* **DATASET RECORDS**
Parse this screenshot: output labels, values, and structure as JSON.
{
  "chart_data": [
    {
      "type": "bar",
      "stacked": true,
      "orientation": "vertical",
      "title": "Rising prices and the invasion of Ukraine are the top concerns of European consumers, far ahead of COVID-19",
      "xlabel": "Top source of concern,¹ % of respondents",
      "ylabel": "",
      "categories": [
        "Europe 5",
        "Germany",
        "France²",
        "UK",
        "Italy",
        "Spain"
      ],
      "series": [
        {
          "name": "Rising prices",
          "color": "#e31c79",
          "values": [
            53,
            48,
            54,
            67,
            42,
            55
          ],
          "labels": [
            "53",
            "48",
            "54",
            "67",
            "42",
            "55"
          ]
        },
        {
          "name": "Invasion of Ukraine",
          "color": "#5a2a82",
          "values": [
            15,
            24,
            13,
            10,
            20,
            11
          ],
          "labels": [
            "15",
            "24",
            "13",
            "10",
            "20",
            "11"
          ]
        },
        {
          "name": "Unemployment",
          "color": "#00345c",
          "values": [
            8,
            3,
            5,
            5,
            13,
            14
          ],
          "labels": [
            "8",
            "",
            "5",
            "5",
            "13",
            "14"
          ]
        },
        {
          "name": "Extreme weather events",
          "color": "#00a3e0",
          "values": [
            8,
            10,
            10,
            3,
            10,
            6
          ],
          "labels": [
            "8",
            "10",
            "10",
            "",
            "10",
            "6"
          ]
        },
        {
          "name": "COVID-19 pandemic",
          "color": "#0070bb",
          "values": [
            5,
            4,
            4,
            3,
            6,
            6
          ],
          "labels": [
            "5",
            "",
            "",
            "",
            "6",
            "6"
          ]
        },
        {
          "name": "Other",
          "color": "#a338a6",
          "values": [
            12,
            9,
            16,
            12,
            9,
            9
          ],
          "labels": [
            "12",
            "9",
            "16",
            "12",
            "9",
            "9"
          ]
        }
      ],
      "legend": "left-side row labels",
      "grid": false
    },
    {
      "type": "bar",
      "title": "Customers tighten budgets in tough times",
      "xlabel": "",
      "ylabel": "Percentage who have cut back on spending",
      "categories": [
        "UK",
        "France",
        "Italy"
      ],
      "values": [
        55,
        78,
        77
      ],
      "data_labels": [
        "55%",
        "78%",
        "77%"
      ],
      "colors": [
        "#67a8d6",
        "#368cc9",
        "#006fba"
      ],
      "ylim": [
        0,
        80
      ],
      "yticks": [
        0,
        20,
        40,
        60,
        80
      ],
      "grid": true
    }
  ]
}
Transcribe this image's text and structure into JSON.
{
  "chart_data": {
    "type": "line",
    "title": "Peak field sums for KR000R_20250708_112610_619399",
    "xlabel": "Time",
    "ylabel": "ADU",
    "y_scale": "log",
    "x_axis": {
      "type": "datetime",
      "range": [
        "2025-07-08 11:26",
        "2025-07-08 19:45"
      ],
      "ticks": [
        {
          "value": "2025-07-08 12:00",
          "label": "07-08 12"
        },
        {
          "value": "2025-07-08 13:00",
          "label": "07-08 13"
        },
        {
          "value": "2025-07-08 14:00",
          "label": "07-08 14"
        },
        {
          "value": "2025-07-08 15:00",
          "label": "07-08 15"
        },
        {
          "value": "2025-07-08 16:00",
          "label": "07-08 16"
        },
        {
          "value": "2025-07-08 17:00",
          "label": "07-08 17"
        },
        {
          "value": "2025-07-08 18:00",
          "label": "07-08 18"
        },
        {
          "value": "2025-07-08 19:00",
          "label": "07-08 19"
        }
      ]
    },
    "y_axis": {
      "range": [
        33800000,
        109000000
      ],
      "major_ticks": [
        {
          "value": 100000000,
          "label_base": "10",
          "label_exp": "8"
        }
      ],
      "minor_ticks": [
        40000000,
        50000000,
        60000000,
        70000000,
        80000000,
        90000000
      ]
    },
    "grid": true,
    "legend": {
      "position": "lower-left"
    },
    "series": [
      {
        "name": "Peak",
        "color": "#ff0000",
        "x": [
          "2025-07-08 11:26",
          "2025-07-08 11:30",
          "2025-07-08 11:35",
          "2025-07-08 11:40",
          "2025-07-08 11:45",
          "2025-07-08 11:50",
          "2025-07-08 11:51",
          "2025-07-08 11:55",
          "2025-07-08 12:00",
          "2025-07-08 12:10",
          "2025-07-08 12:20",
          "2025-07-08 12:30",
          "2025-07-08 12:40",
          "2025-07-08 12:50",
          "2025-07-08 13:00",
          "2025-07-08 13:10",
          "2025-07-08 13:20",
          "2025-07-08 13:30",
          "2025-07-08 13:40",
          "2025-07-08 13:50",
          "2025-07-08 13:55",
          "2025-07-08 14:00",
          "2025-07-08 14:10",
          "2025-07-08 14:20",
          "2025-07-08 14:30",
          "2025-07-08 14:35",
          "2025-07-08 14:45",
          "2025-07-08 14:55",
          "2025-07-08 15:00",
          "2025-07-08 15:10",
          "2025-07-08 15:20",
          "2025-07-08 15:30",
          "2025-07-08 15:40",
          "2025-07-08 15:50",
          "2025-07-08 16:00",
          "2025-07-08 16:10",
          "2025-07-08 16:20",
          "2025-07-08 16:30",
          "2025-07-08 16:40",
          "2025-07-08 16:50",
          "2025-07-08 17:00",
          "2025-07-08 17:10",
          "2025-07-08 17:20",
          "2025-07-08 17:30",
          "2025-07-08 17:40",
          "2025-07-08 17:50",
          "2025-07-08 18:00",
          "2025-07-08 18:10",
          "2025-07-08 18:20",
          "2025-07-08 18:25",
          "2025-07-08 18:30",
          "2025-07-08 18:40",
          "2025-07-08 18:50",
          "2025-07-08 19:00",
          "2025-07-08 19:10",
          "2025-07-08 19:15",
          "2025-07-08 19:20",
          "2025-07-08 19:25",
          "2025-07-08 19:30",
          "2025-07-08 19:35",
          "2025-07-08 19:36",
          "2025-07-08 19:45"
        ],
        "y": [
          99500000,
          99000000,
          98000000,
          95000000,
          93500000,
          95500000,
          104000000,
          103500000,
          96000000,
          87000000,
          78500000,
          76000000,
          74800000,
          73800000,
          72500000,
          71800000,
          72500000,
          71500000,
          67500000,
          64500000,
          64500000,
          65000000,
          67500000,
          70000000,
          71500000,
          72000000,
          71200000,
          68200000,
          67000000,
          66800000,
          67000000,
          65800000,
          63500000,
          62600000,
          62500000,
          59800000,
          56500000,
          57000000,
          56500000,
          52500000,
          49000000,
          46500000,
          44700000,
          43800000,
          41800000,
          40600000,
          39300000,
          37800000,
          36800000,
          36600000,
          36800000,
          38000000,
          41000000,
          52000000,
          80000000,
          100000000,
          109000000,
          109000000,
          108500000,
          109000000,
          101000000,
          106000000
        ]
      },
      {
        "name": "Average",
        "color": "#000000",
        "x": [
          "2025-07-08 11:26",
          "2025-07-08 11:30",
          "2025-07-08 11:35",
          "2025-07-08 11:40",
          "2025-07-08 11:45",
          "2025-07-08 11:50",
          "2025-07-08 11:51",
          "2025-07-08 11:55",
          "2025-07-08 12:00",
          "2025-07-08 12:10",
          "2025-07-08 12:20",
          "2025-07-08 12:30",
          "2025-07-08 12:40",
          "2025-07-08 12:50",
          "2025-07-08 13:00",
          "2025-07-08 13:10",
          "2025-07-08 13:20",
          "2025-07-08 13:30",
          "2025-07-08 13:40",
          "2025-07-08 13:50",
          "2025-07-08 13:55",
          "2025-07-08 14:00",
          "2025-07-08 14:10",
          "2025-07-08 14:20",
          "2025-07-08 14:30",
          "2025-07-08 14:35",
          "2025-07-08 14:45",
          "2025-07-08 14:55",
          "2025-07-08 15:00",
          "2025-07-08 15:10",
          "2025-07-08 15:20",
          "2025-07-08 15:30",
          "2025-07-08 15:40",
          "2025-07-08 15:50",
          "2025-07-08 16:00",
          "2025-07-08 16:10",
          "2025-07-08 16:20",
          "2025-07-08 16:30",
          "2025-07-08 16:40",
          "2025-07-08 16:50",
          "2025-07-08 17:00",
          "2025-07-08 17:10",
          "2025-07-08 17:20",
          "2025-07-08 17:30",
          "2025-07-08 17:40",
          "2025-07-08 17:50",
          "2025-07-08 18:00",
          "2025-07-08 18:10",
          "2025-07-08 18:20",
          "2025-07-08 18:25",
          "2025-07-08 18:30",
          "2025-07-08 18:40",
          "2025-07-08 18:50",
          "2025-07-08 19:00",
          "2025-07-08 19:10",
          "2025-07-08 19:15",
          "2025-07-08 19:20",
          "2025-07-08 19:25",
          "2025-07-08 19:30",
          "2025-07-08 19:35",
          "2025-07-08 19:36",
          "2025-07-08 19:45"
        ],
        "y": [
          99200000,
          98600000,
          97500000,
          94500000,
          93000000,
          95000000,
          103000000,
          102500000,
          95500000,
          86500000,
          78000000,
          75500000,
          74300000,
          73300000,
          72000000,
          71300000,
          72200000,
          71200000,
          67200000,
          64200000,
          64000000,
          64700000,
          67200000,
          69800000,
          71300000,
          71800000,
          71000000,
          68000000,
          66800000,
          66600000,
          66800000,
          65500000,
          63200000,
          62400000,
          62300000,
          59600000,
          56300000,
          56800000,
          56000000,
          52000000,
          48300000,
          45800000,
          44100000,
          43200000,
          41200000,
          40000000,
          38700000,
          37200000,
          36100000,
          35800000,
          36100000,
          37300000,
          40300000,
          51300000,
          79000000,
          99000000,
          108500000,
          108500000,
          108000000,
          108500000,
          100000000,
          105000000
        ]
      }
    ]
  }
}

* **BRIEF**
Copy each line in the data that holds the word "structure".

* **REPLY TO THE EXERCISE**
Parse this screenshot: output labels, values, and structure as JSON.
Transcribe this image's text and structure into JSON.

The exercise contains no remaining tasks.